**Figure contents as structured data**
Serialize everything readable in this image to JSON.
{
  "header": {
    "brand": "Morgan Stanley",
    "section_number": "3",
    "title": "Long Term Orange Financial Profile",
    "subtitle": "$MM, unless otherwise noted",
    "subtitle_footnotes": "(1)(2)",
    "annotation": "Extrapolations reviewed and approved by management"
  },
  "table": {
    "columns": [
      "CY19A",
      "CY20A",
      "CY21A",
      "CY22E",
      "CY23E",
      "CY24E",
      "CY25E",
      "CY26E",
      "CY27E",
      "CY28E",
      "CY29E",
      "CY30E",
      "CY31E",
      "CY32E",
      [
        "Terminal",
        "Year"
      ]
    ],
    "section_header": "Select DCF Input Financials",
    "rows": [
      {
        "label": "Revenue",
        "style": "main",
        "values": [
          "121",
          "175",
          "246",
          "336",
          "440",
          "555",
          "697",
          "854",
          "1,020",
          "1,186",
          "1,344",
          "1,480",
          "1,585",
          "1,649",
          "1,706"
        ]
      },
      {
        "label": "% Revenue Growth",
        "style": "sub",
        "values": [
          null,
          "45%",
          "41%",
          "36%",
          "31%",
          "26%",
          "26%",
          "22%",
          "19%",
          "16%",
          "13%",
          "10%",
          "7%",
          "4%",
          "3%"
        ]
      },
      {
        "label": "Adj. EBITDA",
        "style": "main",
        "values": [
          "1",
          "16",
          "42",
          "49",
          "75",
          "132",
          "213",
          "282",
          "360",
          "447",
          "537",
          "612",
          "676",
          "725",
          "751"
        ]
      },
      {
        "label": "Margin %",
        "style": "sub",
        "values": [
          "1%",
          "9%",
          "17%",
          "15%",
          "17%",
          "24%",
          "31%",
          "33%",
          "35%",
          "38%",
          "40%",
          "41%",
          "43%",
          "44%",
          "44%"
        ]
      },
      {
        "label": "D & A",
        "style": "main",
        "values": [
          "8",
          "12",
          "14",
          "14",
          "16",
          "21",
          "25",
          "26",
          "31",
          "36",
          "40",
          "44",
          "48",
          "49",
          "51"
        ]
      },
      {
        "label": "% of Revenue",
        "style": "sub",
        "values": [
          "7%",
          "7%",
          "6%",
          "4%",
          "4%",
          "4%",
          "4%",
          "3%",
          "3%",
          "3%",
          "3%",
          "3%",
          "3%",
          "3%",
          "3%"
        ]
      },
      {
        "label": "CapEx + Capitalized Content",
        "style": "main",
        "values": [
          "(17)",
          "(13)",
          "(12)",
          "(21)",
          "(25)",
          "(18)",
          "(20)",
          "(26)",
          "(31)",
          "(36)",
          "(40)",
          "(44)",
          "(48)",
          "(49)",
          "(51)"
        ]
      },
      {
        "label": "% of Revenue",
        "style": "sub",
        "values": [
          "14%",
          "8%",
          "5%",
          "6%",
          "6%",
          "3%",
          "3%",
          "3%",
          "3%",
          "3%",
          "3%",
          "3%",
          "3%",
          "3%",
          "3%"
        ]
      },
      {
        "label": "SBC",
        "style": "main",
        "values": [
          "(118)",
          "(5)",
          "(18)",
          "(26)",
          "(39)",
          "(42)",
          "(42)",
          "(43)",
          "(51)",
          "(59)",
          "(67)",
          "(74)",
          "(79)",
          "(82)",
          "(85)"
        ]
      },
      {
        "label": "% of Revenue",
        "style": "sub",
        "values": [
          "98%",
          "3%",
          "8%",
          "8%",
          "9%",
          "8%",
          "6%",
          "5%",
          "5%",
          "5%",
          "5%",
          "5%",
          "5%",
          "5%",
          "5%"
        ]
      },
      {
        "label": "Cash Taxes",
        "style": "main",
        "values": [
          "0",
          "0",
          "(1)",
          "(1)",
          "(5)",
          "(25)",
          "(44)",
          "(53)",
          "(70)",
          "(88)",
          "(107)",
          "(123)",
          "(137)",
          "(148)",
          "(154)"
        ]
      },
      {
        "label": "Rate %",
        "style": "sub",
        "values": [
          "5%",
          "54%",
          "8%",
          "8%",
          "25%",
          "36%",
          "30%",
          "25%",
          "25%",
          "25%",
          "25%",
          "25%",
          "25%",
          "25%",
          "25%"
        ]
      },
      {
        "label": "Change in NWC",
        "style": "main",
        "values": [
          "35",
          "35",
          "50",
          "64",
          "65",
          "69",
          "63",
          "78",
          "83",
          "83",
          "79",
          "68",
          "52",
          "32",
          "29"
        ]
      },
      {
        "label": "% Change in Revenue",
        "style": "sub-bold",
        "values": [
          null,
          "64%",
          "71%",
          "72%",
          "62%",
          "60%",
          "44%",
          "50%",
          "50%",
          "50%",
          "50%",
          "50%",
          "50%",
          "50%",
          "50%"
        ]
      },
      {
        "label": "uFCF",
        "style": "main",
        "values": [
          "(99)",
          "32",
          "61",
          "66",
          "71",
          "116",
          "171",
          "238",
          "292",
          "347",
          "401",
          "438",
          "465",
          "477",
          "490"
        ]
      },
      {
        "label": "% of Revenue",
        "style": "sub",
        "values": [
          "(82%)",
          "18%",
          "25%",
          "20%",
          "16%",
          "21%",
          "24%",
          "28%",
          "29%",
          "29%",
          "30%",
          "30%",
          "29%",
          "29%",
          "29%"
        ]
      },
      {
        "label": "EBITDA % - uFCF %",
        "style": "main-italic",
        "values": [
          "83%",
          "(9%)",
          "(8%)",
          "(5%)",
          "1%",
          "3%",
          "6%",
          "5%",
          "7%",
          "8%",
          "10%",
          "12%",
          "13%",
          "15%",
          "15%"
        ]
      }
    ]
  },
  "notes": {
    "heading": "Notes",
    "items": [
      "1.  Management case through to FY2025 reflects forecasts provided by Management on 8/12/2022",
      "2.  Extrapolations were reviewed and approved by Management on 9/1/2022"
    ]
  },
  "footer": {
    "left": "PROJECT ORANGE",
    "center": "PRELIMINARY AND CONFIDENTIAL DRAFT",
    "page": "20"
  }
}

**What the task asks**
Work out how many lines in the records above hold the string "approved", then give only that count.

**Answer to this task**
2